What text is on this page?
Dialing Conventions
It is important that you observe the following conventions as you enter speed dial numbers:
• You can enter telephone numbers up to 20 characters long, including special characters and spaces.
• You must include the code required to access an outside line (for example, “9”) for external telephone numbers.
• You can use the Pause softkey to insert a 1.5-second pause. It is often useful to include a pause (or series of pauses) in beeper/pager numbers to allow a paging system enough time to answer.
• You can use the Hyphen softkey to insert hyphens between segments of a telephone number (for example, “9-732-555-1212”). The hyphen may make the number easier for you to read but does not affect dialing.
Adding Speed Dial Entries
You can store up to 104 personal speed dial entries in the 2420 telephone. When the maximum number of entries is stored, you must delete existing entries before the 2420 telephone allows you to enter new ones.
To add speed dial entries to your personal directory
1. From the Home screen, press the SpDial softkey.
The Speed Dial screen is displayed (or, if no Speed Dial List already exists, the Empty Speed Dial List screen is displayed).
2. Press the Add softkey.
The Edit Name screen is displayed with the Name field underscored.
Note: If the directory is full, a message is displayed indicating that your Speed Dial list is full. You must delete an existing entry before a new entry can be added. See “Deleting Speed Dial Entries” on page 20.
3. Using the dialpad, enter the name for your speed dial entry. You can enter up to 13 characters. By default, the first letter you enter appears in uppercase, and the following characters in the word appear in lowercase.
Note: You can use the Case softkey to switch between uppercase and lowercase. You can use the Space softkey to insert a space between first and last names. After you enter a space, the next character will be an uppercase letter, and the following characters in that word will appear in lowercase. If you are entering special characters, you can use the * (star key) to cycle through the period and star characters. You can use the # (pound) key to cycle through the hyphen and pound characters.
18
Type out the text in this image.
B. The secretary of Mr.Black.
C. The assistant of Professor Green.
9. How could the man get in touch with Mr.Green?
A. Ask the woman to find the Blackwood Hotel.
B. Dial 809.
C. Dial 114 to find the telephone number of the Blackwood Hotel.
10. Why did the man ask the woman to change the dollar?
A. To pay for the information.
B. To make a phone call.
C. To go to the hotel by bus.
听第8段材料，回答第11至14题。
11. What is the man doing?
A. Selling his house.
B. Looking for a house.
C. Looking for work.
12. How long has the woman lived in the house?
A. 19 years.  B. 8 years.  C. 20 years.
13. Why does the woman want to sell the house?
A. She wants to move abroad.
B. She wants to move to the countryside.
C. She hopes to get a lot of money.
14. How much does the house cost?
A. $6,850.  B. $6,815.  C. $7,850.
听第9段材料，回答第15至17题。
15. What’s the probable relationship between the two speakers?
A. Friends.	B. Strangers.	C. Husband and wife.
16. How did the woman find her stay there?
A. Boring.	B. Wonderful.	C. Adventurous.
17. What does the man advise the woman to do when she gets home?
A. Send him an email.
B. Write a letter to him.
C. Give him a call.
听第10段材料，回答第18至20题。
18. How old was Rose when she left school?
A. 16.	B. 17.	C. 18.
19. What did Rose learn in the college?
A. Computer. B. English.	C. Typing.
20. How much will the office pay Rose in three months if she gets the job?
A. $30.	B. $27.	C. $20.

**PROBLEM STATEMENT**
Search the entries for the word "call", then list each line that holds it.

**TASK RESULT**
B. To make a phone call.
C. Give him a call.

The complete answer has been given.